Typically this is done by providing cache coherency maintenance logic. 

[0019] Cache coherency maintenance logic may take the form of "snoop" logic 
for snooping accesses to the shared memory. Snooping can involve having each 
processor cache of the system monitor a bus for memory accesses, including writes, by 
other processors and caches of the system. This monitoring is typically performed by 
performing a cache tag lookup, through a snoop port on the cache tag memory subsystem, 
whenever an address from another processor or cache is present on the bus. When a 
cache tag memory subsystem sees snoop references to an address corresponding to data 
held in the cache, that cache invalidates or updates its copy of the data as appropriate to 
maintain coherency. 

[0020] Other forms of cache coherency maintenance logic are known, including 
directory based coherency maintenance systems where a system controller keeps track of 
cache line ownership. 

SUMMARY OF THE INVENTION 

[0021] A computer system has more than one level of cache, in a particular 
embodiment there are three levels of cache. Two of those levels of cache are 
implemented in a hybrid cache system.
━━━━
Written task A ->
List every line in the listing below that contains the string "Text".

Recorded information ->
━━━━
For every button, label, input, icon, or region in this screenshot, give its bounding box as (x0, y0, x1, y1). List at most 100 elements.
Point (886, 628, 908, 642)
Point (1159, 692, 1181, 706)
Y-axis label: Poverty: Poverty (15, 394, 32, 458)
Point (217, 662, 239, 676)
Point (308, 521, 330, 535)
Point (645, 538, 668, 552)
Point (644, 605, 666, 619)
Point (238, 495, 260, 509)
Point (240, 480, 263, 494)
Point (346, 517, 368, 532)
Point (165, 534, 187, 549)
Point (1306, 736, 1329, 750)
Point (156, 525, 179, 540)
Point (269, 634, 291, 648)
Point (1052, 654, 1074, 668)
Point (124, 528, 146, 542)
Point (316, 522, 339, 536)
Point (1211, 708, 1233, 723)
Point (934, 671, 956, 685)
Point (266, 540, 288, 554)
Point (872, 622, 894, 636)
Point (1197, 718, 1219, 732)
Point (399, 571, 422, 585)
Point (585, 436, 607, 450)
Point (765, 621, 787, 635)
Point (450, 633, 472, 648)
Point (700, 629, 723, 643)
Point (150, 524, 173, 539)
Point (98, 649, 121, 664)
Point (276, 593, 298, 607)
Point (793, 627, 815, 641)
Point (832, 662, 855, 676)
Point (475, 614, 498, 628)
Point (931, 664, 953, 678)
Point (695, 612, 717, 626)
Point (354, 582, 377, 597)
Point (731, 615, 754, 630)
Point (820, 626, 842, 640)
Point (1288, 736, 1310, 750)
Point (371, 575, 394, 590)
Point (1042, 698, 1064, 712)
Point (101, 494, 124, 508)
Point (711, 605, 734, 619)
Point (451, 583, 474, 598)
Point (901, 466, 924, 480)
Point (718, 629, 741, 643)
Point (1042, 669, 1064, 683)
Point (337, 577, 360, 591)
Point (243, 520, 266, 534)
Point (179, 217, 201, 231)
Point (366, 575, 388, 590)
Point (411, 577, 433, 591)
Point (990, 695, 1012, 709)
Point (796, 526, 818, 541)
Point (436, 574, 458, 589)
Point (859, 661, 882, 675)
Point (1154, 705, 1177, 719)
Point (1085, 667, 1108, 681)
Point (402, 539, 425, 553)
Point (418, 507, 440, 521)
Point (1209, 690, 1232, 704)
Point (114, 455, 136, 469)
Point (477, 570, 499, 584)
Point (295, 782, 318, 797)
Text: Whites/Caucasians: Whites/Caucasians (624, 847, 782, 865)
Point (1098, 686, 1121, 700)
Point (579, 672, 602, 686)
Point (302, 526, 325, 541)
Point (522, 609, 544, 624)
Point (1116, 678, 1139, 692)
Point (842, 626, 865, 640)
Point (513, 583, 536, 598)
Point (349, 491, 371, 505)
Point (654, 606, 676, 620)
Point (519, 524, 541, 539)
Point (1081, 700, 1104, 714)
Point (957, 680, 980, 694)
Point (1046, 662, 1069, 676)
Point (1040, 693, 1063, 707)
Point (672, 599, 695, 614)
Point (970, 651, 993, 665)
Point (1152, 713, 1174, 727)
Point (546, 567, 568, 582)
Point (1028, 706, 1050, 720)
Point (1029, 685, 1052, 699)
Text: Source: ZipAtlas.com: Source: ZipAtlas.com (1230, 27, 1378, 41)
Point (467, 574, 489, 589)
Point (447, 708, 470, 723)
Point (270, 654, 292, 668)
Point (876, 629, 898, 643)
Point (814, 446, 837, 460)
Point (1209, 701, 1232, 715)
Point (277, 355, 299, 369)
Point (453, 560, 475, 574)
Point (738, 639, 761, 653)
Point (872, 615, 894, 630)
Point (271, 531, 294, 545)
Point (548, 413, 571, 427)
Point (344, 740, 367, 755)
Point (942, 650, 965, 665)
━━━━
Written task B ->
Continue the excerpt on cache coherency above, starting right after its last sentence.

Expected output A ->
Text: Whites/Caucasians: Whites/Caucasians (624, 847, 782, 865)
Text: Source: ZipAtlas.com: Source: ZipAtlas.com (1230, 27, 1378, 41)

Expected output B ->
[0022] The hybrid cache system has a unified cache tag subsystem, common to 
both of its cache levels. Data memories of its cache levels may, but need not, reside on 
the same integrated circuit. Access times for its cache levels are typically different, with 
higher levels of cache being slower. The unified cache tag subsystem has at least one 
way of associativity. Each way of associativity has associated address, level, and flag 
fields. The address field is used to determine whether a "hit" occurs, and the level field 
indicates a lower level cache "hit" and in which "way" of storage the hit is located. 

[0023] In a particular embodiment, the unified cache tag subsystem is snoopable 
to ensure coherency with other caches of a system. 

[0024] In another embodiment, there are two levels of cache. Both of these levels 
of cache are implemented in a hybrid cache system having a unified cache tag subsystem.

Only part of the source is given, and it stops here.